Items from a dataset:
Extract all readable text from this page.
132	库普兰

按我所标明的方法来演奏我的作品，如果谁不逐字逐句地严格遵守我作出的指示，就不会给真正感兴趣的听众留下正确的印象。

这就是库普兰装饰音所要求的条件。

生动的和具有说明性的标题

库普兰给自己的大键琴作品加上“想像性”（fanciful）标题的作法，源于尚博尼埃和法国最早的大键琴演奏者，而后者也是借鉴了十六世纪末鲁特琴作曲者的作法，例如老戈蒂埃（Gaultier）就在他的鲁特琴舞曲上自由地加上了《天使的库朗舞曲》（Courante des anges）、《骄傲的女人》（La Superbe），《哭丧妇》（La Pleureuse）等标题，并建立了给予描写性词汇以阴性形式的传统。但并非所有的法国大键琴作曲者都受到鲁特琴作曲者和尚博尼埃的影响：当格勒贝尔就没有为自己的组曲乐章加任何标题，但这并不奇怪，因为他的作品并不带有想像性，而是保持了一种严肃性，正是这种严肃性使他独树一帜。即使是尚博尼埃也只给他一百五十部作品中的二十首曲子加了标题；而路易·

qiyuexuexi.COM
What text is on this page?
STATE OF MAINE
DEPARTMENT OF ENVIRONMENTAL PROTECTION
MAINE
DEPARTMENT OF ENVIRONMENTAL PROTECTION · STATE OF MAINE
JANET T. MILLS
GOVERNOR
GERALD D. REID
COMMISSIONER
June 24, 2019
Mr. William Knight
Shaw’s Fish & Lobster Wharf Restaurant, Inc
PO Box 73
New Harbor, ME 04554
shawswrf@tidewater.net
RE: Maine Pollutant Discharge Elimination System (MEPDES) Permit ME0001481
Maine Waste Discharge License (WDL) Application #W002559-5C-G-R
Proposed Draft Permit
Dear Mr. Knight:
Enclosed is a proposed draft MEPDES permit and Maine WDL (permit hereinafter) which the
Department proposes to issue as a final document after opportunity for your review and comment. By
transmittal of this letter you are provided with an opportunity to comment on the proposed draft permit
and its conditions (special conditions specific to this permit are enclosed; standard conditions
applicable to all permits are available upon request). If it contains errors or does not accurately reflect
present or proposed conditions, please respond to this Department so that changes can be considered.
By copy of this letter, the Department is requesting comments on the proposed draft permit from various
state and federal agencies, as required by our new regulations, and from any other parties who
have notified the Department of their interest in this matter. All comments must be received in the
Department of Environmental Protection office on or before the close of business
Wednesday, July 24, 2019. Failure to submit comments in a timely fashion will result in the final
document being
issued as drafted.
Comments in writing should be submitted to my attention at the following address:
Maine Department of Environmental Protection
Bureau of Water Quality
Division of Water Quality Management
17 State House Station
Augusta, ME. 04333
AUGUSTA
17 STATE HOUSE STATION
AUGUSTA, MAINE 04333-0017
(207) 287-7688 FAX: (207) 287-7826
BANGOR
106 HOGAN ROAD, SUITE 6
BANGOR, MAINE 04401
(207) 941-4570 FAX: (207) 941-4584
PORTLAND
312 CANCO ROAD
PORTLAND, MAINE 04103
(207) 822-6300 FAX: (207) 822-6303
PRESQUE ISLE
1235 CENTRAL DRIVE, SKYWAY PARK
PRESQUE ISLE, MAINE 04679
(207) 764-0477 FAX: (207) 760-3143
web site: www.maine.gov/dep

[GIVEN PROBLEM]:
Quote the listing in full, please, keeping every line exact.

[EXERCISE RESPONSE]:
Extract all readable text from this page.
132	库普兰

按我所标明的方法来演奏我的作品，如果谁不逐字逐句地严格遵守我作出的指示，就不会给真正感兴趣的听众留下正确的印象。

这就是库普兰装饰音所要求的条件。

生动的和具有说明性的标题

库普兰给自己的大键琴作品加上“想像性”（fanciful）标题的作法，源于尚博尼埃和法国最早的大键琴演奏者，而后者也是借鉴了十六世纪末鲁特琴作曲者的作法，例如老戈蒂埃（Gaultier）就在他的鲁特琴舞曲上自由地加上了《天使的库朗舞曲》（Courante des anges）、《骄傲的女人》（La Superbe），《哭丧妇》（La Pleureuse）等标题，并建立了给予描写性词汇以阴性形式的传统。但并非所有的法国大键琴作曲者都受到鲁特琴作曲者和尚博尼埃的影响：当格勒贝尔就没有为自己的组曲乐章加任何标题，但这并不奇怪，因为他的作品并不带有想像性，而是保持了一种严肃性，正是这种严肃性使他独树一帜。即使是尚博尼埃也只给他一百五十部作品中的二十首曲子加了标题；而路易·

qiyuexuexi.COM
What text is on this page?
STATE OF MAINE
DEPARTMENT OF ENVIRONMENTAL PROTECTION
MAINE
DEPARTMENT OF ENVIRONMENTAL PROTECTION · STATE OF MAINE
JANET T. MILLS
GOVERNOR
GERALD D. REID
COMMISSIONER
June 24, 2019
Mr. William Knight
Shaw’s Fish & Lobster Wharf Restaurant, Inc
PO Box 73
New Harbor, ME 04554
shawswrf@tidewater.net
RE: Maine Pollutant Discharge Elimination System (MEPDES) Permit ME0001481
Maine Waste Discharge License (WDL) Application #W002559-5C-G-R
Proposed Draft Permit
Dear Mr. Knight:
Enclosed is a proposed draft MEPDES permit and Maine WDL (permit hereinafter) which the
Department proposes to issue as a final document after opportunity for your review and comment. By
transmittal of this letter you are provided with an opportunity to comment on the proposed draft permit
and its conditions (special conditions specific to this permit are enclosed; standard conditions
applicable to all permits are available upon request). If it contains errors or does not accurately reflect
present or proposed conditions, please respond to this Department so that changes can be considered.
By copy of this letter, the Department is requesting comments on the proposed draft permit from various
state and federal agencies, as required by our new regulations, and from any other parties who
have notified the Department of their interest in this matter. All comments must be received in the
Department of Environmental Protection office on or before the close of business
Wednesday, July 24, 2019. Failure to submit comments in a timely fashion will result in the final
document being
issued as drafted.
Comments in writing should be submitted to my attention at the following address:
Maine Department of Environmental Protection
Bureau of Water Quality
Division of Water Quality Management
17 State House Station
Augusta, ME. 04333
AUGUSTA
17 STATE HOUSE STATION
AUGUSTA, MAINE 04333-0017
(207) 287-7688 FAX: (207) 287-7826
BANGOR
106 HOGAN ROAD, SUITE 6
BANGOR, MAINE 04401
(207) 941-4570 FAX: (207) 941-4584
PORTLAND
312 CANCO ROAD
PORTLAND, MAINE 04103
(207) 822-6300 FAX: (207) 822-6303
PRESQUE ISLE
1235 CENTRAL DRIVE, SKYWAY PARK
PRESQUE ISLE, MAINE 04679
(207) 764-0477 FAX: (207) 760-3143
web site: www.maine.gov/dep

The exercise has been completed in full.